═════ AVAILABLE DATA
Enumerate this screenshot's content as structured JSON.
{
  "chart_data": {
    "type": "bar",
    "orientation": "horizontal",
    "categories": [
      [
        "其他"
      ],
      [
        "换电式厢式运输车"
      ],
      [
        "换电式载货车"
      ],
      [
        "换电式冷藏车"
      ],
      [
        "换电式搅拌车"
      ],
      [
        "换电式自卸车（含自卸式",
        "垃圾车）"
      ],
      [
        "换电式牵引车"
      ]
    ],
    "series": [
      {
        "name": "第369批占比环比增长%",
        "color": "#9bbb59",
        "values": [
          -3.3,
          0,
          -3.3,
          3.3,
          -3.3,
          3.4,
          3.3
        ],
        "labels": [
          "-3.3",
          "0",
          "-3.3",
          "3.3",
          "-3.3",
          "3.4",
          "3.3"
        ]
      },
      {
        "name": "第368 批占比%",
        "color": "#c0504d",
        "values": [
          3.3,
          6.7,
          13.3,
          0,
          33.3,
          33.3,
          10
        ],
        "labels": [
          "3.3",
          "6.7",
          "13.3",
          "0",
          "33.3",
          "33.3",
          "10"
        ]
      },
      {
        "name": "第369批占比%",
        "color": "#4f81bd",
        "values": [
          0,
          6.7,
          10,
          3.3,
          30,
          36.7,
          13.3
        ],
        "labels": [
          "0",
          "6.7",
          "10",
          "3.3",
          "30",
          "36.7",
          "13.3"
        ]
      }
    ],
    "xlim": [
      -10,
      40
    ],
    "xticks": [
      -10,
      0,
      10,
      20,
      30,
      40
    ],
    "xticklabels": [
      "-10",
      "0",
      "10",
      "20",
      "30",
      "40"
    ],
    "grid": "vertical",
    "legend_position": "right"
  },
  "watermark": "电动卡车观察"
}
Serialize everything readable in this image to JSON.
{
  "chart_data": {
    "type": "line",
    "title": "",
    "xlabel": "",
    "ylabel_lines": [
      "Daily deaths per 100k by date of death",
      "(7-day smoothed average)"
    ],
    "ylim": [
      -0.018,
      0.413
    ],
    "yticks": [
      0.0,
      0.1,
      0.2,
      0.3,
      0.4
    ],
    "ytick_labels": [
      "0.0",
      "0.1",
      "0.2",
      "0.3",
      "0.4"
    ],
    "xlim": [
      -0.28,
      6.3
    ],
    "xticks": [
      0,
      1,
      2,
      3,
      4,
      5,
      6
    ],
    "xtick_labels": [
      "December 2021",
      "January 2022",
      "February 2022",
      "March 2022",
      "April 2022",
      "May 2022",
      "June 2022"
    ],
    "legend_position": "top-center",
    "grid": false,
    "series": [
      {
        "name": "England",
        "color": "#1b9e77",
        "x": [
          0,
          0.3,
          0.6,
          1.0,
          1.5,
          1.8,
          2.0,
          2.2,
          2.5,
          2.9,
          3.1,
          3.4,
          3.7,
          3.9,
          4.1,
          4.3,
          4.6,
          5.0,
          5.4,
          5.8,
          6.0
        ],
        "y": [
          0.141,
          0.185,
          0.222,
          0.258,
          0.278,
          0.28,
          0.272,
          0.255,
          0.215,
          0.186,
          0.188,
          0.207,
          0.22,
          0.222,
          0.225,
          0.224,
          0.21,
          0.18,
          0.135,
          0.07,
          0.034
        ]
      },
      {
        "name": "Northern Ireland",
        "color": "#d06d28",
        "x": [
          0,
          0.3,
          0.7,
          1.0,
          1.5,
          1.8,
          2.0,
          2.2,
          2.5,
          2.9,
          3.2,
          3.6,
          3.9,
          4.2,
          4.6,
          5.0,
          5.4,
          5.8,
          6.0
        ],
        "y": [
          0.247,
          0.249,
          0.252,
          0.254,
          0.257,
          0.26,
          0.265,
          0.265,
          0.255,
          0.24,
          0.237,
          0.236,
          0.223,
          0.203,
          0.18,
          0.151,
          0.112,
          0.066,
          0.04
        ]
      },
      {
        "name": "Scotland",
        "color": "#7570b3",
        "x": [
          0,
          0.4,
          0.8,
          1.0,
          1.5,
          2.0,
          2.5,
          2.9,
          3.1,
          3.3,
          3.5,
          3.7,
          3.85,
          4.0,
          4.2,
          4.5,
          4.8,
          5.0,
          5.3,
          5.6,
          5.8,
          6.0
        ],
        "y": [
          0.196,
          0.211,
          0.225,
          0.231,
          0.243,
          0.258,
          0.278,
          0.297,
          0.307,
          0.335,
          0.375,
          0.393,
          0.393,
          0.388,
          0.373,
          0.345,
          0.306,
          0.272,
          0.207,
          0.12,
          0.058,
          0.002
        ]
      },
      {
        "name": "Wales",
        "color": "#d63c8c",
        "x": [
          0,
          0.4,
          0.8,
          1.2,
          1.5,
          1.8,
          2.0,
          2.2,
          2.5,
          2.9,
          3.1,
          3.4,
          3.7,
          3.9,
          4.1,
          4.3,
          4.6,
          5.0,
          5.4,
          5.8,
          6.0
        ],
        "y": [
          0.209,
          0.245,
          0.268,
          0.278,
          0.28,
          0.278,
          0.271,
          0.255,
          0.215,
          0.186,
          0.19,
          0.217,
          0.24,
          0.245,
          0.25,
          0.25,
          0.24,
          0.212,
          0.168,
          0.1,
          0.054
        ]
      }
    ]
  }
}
══════════
◆ THE TASK
Quote each line of the data above exactly as written.

◆ COMPLETE OUTPUT
Enumerate this screenshot's content as structured JSON.
{
  "chart_data": {
    "type": "bar",
    "orientation": "horizontal",
    "categories": [
      [
        "其他"
      ],
      [
        "换电式厢式运输车"
      ],
      [
        "换电式载货车"
      ],
      [
        "换电式冷藏车"
      ],
      [
        "换电式搅拌车"
      ],
      [
        "换电式自卸车（含自卸式",
        "垃圾车）"
      ],
      [
        "换电式牵引车"
      ]
    ],
    "series": [
      {
        "name": "第369批占比环比增长%",
        "color": "#9bbb59",
        "values": [
          -3.3,
          0,
          -3.3,
          3.3,
          -3.3,
          3.4,
          3.3
        ],
        "labels": [
          "-3.3",
          "0",
          "-3.3",
          "3.3",
          "-3.3",
          "3.4",
          "3.3"
        ]
      },
      {
        "name": "第368 批占比%",
        "color": "#c0504d",
        "values": [
          3.3,
          6.7,
          13.3,
          0,
          33.3,
          33.3,
          10
        ],
        "labels": [
          "3.3",
          "6.7",
          "13.3",
          "0",
          "33.3",
          "33.3",
          "10"
        ]
      },
      {
        "name": "第369批占比%",
        "color": "#4f81bd",
        "values": [
          0,
          6.7,
          10,
          3.3,
          30,
          36.7,
          13.3
        ],
        "labels": [
          "0",
          "6.7",
          "10",
          "3.3",
          "30",
          "36.7",
          "13.3"
        ]
      }
    ],
    "xlim": [
      -10,
      40
    ],
    "xticks": [
      -10,
      0,
      10,
      20,
      30,
      40
    ],
    "xticklabels": [
      "-10",
      "0",
      "10",
      "20",
      "30",
      "40"
    ],
    "grid": "vertical",
    "legend_position": "right"
  },
  "watermark": "电动卡车观察"
}
Serialize everything readable in this image to JSON.
{
  "chart_data": {
    "type": "line",
    "title": "",
    "xlabel": "",
    "ylabel_lines": [
      "Daily deaths per 100k by date of death",
      "(7-day smoothed average)"
    ],
    "ylim": [
      -0.018,
      0.413
    ],
    "yticks": [
      0.0,
      0.1,
      0.2,
      0.3,
      0.4
    ],
    "ytick_labels": [
      "0.0",
      "0.1",
      "0.2",
      "0.3",
      "0.4"
    ],
    "xlim": [
      -0.28,
      6.3
    ],
    "xticks": [
      0,
      1,
      2,
      3,
      4,
      5,
      6
    ],
    "xtick_labels": [
      "December 2021",
      "January 2022",
      "February 2022",
      "March 2022",
      "April 2022",
      "May 2022",
      "June 2022"
    ],
    "legend_position": "top-center",
    "grid": false,
    "series": [
      {
        "name": "England",
        "color": "#1b9e77",
        "x": [
          0,
          0.3,
          0.6,
          1.0,
          1.5,
          1.8,
          2.0,
          2.2,
          2.5,
          2.9,
          3.1,
          3.4,
          3.7,
          3.9,
          4.1,
          4.3,
          4.6,
          5.0,
          5.4,
          5.8,
          6.0
        ],
        "y": [
          0.141,
          0.185,
          0.222,
          0.258,
          0.278,
          0.28,
          0.272,
          0.255,
          0.215,
          0.186,
          0.188,
          0.207,
          0.22,
          0.222,
          0.225,
          0.224,
          0.21,
          0.18,
          0.135,
          0.07,
          0.034
        ]
      },
      {
        "name": "Northern Ireland",
        "color": "#d06d28",
        "x": [
          0,
          0.3,
          0.7,
          1.0,
          1.5,
          1.8,
          2.0,
          2.2,
          2.5,
          2.9,
          3.2,
          3.6,
          3.9,
          4.2,
          4.6,
          5.0,
          5.4,
          5.8,
          6.0
        ],
        "y": [
          0.247,
          0.249,
          0.252,
          0.254,
          0.257,
          0.26,
          0.265,
          0.265,
          0.255,
          0.24,
          0.237,
          0.236,
          0.223,
          0.203,
          0.18,
          0.151,
          0.112,
          0.066,
          0.04
        ]
      },
      {
        "name": "Scotland",
        "color": "#7570b3",
        "x": [
          0,
          0.4,
          0.8,
          1.0,
          1.5,
          2.0,
          2.5,
          2.9,
          3.1,
          3.3,
          3.5,
          3.7,
          3.85,
          4.0,
          4.2,
          4.5,
          4.8,
          5.0,
          5.3,
          5.6,
          5.8,
          6.0
        ],
        "y": [
          0.196,
          0.211,
          0.225,
          0.231,
          0.243,
          0.258,
          0.278,
          0.297,
          0.307,
          0.335,
          0.375,
          0.393,
          0.393,
          0.388,
          0.373,
          0.345,
          0.306,
          0.272,
          0.207,
          0.12,
          0.058,
          0.002
        ]
      },
      {
        "name": "Wales",
        "color": "#d63c8c",
        "x": [
          0,
          0.4,
          0.8,
          1.2,
          1.5,
          1.8,
          2.0,
          2.2,
          2.5,
          2.9,
          3.1,
          3.4,
          3.7,
          3.9,
          4.1,
          4.3,
          4.6,
          5.0,
          5.4,
          5.8,
          6.0
        ],
        "y": [
          0.209,
          0.245,
          0.268,
          0.278,
          0.28,
          0.278,
          0.271,
          0.255,
          0.215,
          0.186,
          0.19,
          0.217,
          0.24,
          0.245,
          0.25,
          0.25,
          0.24,
          0.212,
          0.168,
          0.1,
          0.054
        ]
      }
    ]
  }
}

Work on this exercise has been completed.